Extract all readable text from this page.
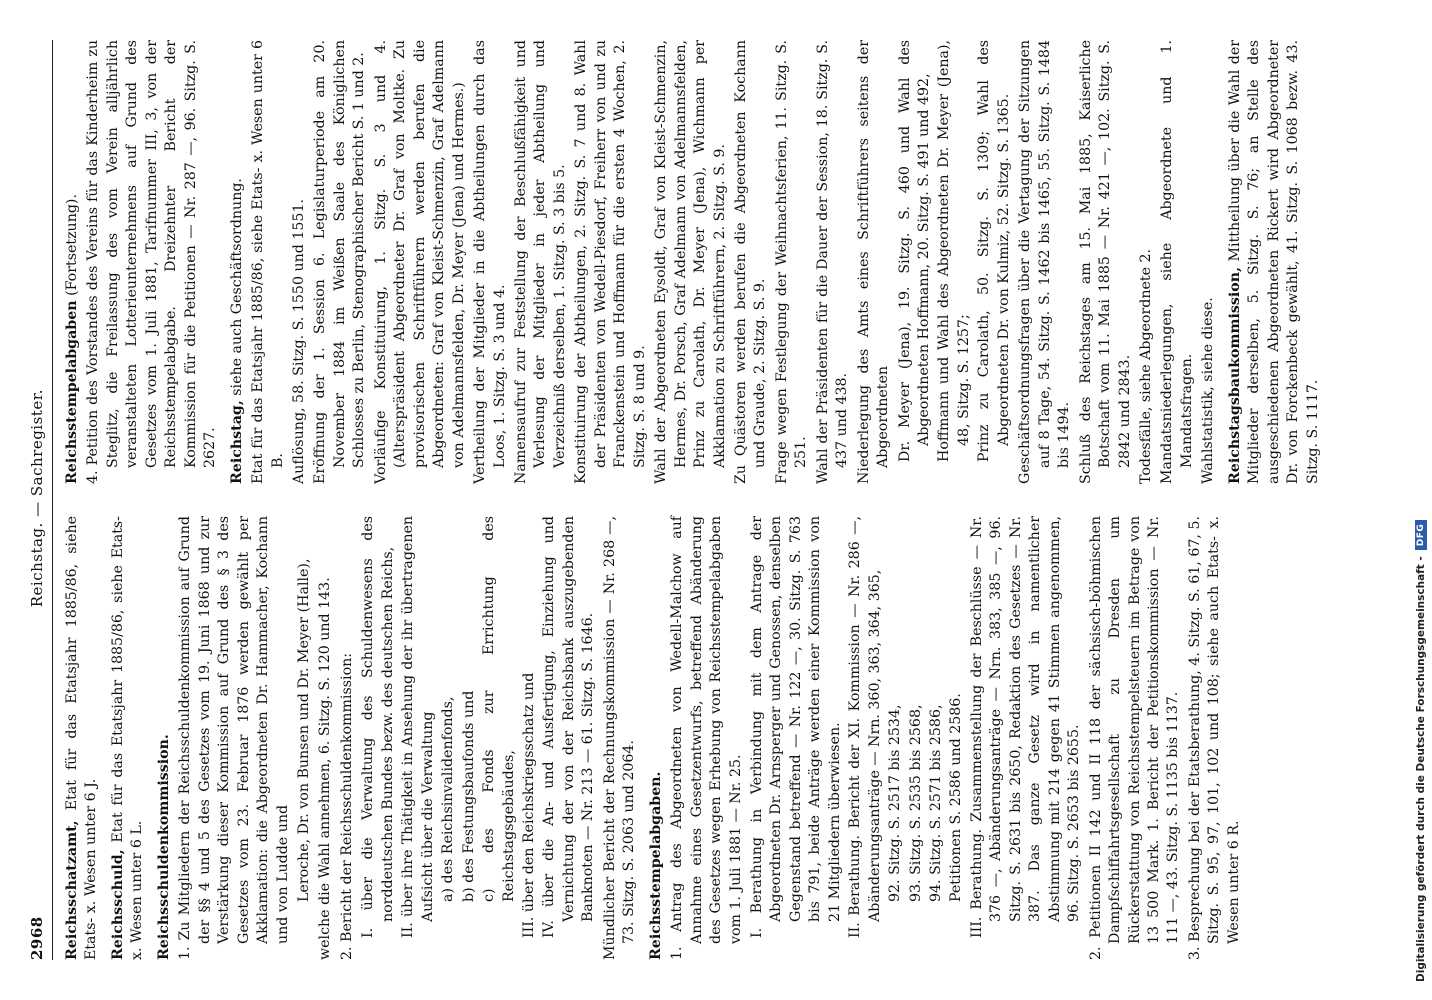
2968
Reichstag. — Sachregister.

Reichsschatzamt, Etat für das Etatsjahr 1885/86, siehe Etats- x. Wesen unter 6 J. Reichsschuld, Etat für das Etatsjahr 1885/86, siehe Etats- x. Wesen unter 6 L. Reichsschuldenkommission. 1. Zu Mitgliedern der Reichsschuldenkommission auf Grund der §§ 4 und 5 des Gesetzes vom 19. Juni 1868 und zur Verstärkung dieser Kommission auf Grund des § 3 des Gesetzes vom 23. Februar 1876 werden gewählt per Akklamation: die Abgeordneten Dr. Hammacher, Kochann und von Ludde und Leroche, Dr. von Bunsen und Dr. Meyer (Halle), welche die Wahl annehmen, 6. Sitzg. S. 120 und 143. 2. Bericht der Reichsschuldenkommission: I. über die Verwaltung des Schuldenwesens des norddeutschen Bundes bezw. des deutschen Reichs, II. über ihre Thätigkeit in Ansehung der ihr übertragenen Aufsicht über die Verwaltung a) des Reichsinvalidenfonds, b) des Festungsbaufonds und c) des Fonds zur Errichtung des Reichstagsgebäudes, III. über den Reichskriegsschatz und IV. über die An- und Ausfertigung, Einziehung und Vernichtung der von der Reichsbank auszugebenden Banknoten — Nr. 213 — 61. Sitzg. S. 1646. Mündlicher Bericht der Rechnungskommission — Nr. 268 —, 73. Sitzg. S. 2063 und 2064. Reichsstempelabgaben. 1. Antrag des Abgeordneten von Wedell-Malchow auf Annahme eines Gesetzentwurfs, betreffend Abänderung des Gesetzes wegen Erhebung von Reichsstempelabgaben vom 1. Juli 1881 — Nr. 25. I. Berathung in Verbindung mit dem Antrage der Abgeordneten Dr. Arnsperger und Genossen, denselben Gegenstand betreffend — Nr. 122 —, 30. Sitzg. S. 763 bis 791, beide Anträge werden einer Kommission von 21 Mitgliedern überwiesen. II. Berathung. Bericht der XI. Kommission — Nr. 286 —, Abänderungsanträge — Nrn. 360, 363, 364, 365, 92. Sitzg. S. 2517 bis 2534, 93. Sitzg. S. 2535 bis 2568, 94. Sitzg. S. 2571 bis 2586, Petitionen S. 2586 und 2586. III. Berathung. Zusammenstellung der Beschlüsse — Nr. 376 —, Abänderungsanträge — Nrn. 383, 385 —, 96. Sitzg. S. 2631 bis 2650, Redaktion des Gesetzes — Nr. 387. Das ganze Gesetz wird in namentlicher Abstimmung mit 214 gegen 41 Stimmen angenommen, 96. Sitzg. S. 2653 bis 2655. 2. Petitionen II 142 und II 118 der sächsisch-böhmischen Dampfschiffahrtsgesellschaft zu Dresden um Rückerstattung von Reichsstempelsteuern im Betrage von 13 500 Mark. 1. Bericht der Petitionskommission — Nr. 111 —, 43. Sitzg. S. 1135 bis 1137. 3. Besprechung bei der Etatsberathung, 4. Sitzg. S. 61, 67, 5. Sitzg. S. 95, 97, 101, 102 und 108; siehe auch Etats- x. Wesen unter 6 R.
Reichsstempelabgaben (Fortsetzung). 4. Petition des Vorstandes des Vereins für das Kinderheim zu Steglitz, die Freilassung des vom Verein alljährlich veranstalteten Lotterieunternehmens auf Grund des Gesetzes vom 1. Juli 1881, Tarifnummer III, 3, von der Reichsstempelabgabe. Dreizehnter Bericht der Kommission für die Petitionen — Nr. 287 —, 96. Sitzg. S. 2627. Reichstag, siehe auch Geschäftsordnung. Etat für das Etatsjahr 1885/86, siehe Etats- x. Wesen unter 6 B. Auflösung, 58. Sitzg. S. 1550 und 1551. Eröffnung der 1. Session 6. Legislaturperiode am 20. November 1884 im Weißen Saale des Königlichen Schlosses zu Berlin, Stenographischer Bericht S. 1 und 2. Vorläufige Konstituirung, 1. Sitzg. S. 3 und 4. (Alterspräsident Abgeordneter Dr. Graf von Moltke. Zu provisorischen Schriftführern werden berufen die Abgeordneten: Graf von Kleist-Schmenzin, Graf Adelmann von Adelmannsfelden, Dr. Meyer (Jena) und Hermes.) Vertheilung der Mitglieder in die Abtheilungen durch das Loos, 1. Sitzg. S. 3 und 4. Namensaufruf zur Feststellung der Beschlußfähigkeit und Verlesung der Mitglieder in jeder Abtheilung und Verzeichniß derselben, 1. Sitzg. S. 3 bis 5. Konstituirung der Abtheilungen, 2. Sitzg. S. 7 und 8. Wahl der Präsidenten von Wedell-Piesdorf, Freiherr von und zu Franckenstein und Hoffmann für die ersten 4 Wochen, 2. Sitzg. S. 8 und 9. Wahl der Abgeordneten Eysoldt, Graf von Kleist-Schmenzin, Hermes, Dr. Porsch, Graf Adelmann von Adelmannsfelden, Prinz zu Carolath, Dr. Meyer (Jena), Wichmann per Akklamation zu Schriftführern, 2. Sitzg. S. 9. Zu Quästoren werden berufen die Abgeordneten Kochann und Graude, 2. Sitzg. S. 9. Frage wegen Festlegung der Weihnachtsferien, 11. Sitzg. S. 251. Wahl der Präsidenten für die Dauer der Session, 18. Sitzg. S. 437 und 438. Niederlegung des Amts eines Schriftführers seitens der Abgeordneten Dr. Meyer (Jena), 19. Sitzg. S. 460 und Wahl des Abgeordneten Hoffmann, 20. Sitzg. S. 491 und 492, Hoffmann und Wahl des Abgeordneten Dr. Meyer (Jena), 48, Sitzg. S. 1257; Prinz zu Carolath, 50. Sitzg. S. 1309; Wahl des Abgeordneten Dr. von Kulmiz, 52. Sitzg. S. 1365. Geschäftsordnungsfragen über die Vertagung der Sitzungen auf 8 Tage, 54. Sitzg. S. 1462 bis 1465, 55. Sitzg. S. 1484 bis 1494. Schluß des Reichstages am 15. Mai 1885, Kaiserliche Botschaft vom 11. Mai 1885 — Nr. 421 —, 102. Sitzg. S. 2842 und 2843. Todesfälle, siehe Abgeordnete 2. Mandatsniederlegungen, siehe Abgeordnete und 1. Mandatsfragen. Wahlstatistik, siehe diese. Reichstagsbaukommission, Mittheilung über die Wahl der Mitglieder derselben, 5. Sitzg. S. 76; an Stelle des ausgeschiedenen Abgeordneten Rickert wird Abgeordneter Dr. von Forckenbeck gewählt, 41. Sitzg. S. 1068 bezw. 43. Sitzg. S. 1117.

Digitalisierung gefördert durch die Deutsche Forschungsgemeinschaft -
DFG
•••••
### Work to complete
Print the whole listing exactly, please, and keep any images out of it.

### Solution to this task
Extract all readable text from this page.
2968
Reichstag. — Sachregister.

Reichsschatzamt, Etat für das Etatsjahr 1885/86, siehe Etats- x. Wesen unter 6 J. Reichsschuld, Etat für das Etatsjahr 1885/86, siehe Etats- x. Wesen unter 6 L. Reichsschuldenkommission. 1. Zu Mitgliedern der Reichsschuldenkommission auf Grund der §§ 4 und 5 des Gesetzes vom 19. Juni 1868 und zur Verstärkung dieser Kommission auf Grund des § 3 des Gesetzes vom 23. Februar 1876 werden gewählt per Akklamation: die Abgeordneten Dr. Hammacher, Kochann und von Ludde und Leroche, Dr. von Bunsen und Dr. Meyer (Halle), welche die Wahl annehmen, 6. Sitzg. S. 120 und 143. 2. Bericht der Reichsschuldenkommission: I. über die Verwaltung des Schuldenwesens des norddeutschen Bundes bezw. des deutschen Reichs, II. über ihre Thätigkeit in Ansehung der ihr übertragenen Aufsicht über die Verwaltung a) des Reichsinvalidenfonds, b) des Festungsbaufonds und c) des Fonds zur Errichtung des Reichstagsgebäudes, III. über den Reichskriegsschatz und IV. über die An- und Ausfertigung, Einziehung und Vernichtung der von der Reichsbank auszugebenden Banknoten — Nr. 213 — 61. Sitzg. S. 1646. Mündlicher Bericht der Rechnungskommission — Nr. 268 —, 73. Sitzg. S. 2063 und 2064. Reichsstempelabgaben. 1. Antrag des Abgeordneten von Wedell-Malchow auf Annahme eines Gesetzentwurfs, betreffend Abänderung des Gesetzes wegen Erhebung von Reichsstempelabgaben vom 1. Juli 1881 — Nr. 25. I. Berathung in Verbindung mit dem Antrage der Abgeordneten Dr. Arnsperger und Genossen, denselben Gegenstand betreffend — Nr. 122 —, 30. Sitzg. S. 763 bis 791, beide Anträge werden einer Kommission von 21 Mitgliedern überwiesen. II. Berathung. Bericht der XI. Kommission — Nr. 286 —, Abänderungsanträge — Nrn. 360, 363, 364, 365, 92. Sitzg. S. 2517 bis 2534, 93. Sitzg. S. 2535 bis 2568, 94. Sitzg. S. 2571 bis 2586, Petitionen S. 2586 und 2586. III. Berathung. Zusammenstellung der Beschlüsse — Nr. 376 —, Abänderungsanträge — Nrn. 383, 385 —, 96. Sitzg. S. 2631 bis 2650, Redaktion des Gesetzes — Nr. 387. Das ganze Gesetz wird in namentlicher Abstimmung mit 214 gegen 41 Stimmen angenommen, 96. Sitzg. S. 2653 bis 2655. 2. Petitionen II 142 und II 118 der sächsisch-böhmischen Dampfschiffahrtsgesellschaft zu Dresden um Rückerstattung von Reichsstempelsteuern im Betrage von 13 500 Mark. 1. Bericht der Petitionskommission — Nr. 111 —, 43. Sitzg. S. 1135 bis 1137. 3. Besprechung bei der Etatsberathung, 4. Sitzg. S. 61, 67, 5. Sitzg. S. 95, 97, 101, 102 und 108; siehe auch Etats- x. Wesen unter 6 R.
Reichsstempelabgaben (Fortsetzung). 4. Petition des Vorstandes des Vereins für das Kinderheim zu Steglitz, die Freilassung des vom Verein alljährlich veranstalteten Lotterieunternehmens auf Grund des Gesetzes vom 1. Juli 1881, Tarifnummer III, 3, von der Reichsstempelabgabe. Dreizehnter Bericht der Kommission für die Petitionen — Nr. 287 —, 96. Sitzg. S. 2627. Reichstag, siehe auch Geschäftsordnung. Etat für das Etatsjahr 1885/86, siehe Etats- x. Wesen unter 6 B. Auflösung, 58. Sitzg. S. 1550 und 1551. Eröffnung der 1. Session 6. Legislaturperiode am 20. November 1884 im Weißen Saale des Königlichen Schlosses zu Berlin, Stenographischer Bericht S. 1 und 2. Vorläufige Konstituirung, 1. Sitzg. S. 3 und 4. (Alterspräsident Abgeordneter Dr. Graf von Moltke. Zu provisorischen Schriftführern werden berufen die Abgeordneten: Graf von Kleist-Schmenzin, Graf Adelmann von Adelmannsfelden, Dr. Meyer (Jena) und Hermes.) Vertheilung der Mitglieder in die Abtheilungen durch das Loos, 1. Sitzg. S. 3 und 4. Namensaufruf zur Feststellung der Beschlußfähigkeit und Verlesung der Mitglieder in jeder Abtheilung und Verzeichniß derselben, 1. Sitzg. S. 3 bis 5. Konstituirung der Abtheilungen, 2. Sitzg. S. 7 und 8. Wahl der Präsidenten von Wedell-Piesdorf, Freiherr von und zu Franckenstein und Hoffmann für die ersten 4 Wochen, 2. Sitzg. S. 8 und 9. Wahl der Abgeordneten Eysoldt, Graf von Kleist-Schmenzin, Hermes, Dr. Porsch, Graf Adelmann von Adelmannsfelden, Prinz zu Carolath, Dr. Meyer (Jena), Wichmann per Akklamation zu Schriftführern, 2. Sitzg. S. 9. Zu Quästoren werden berufen die Abgeordneten Kochann und Graude, 2. Sitzg. S. 9. Frage wegen Festlegung der Weihnachtsferien, 11. Sitzg. S. 251. Wahl der Präsidenten für die Dauer der Session, 18. Sitzg. S. 437 und 438. Niederlegung des Amts eines Schriftführers seitens der Abgeordneten Dr. Meyer (Jena), 19. Sitzg. S. 460 und Wahl des Abgeordneten Hoffmann, 20. Sitzg. S. 491 und 492, Hoffmann und Wahl des Abgeordneten Dr. Meyer (Jena), 48, Sitzg. S. 1257; Prinz zu Carolath, 50. Sitzg. S. 1309; Wahl des Abgeordneten Dr. von Kulmiz, 52. Sitzg. S. 1365. Geschäftsordnungsfragen über die Vertagung der Sitzungen auf 8 Tage, 54. Sitzg. S. 1462 bis 1465, 55. Sitzg. S. 1484 bis 1494. Schluß des Reichstages am 15. Mai 1885, Kaiserliche Botschaft vom 11. Mai 1885 — Nr. 421 —, 102. Sitzg. S. 2842 und 2843. Todesfälle, siehe Abgeordnete 2. Mandatsniederlegungen, siehe Abgeordnete und 1. Mandatsfragen. Wahlstatistik, siehe diese. Reichstagsbaukommission, Mittheilung über die Wahl der Mitglieder derselben, 5. Sitzg. S. 76; an Stelle des ausgeschiedenen Abgeordneten Rickert wird Abgeordneter Dr. von Forckenbeck gewählt, 41. Sitzg. S. 1068 bezw. 43. Sitzg. S. 1117.

Digitalisierung gefördert durch die Deutsche Forschungsgemeinschaft -
DFG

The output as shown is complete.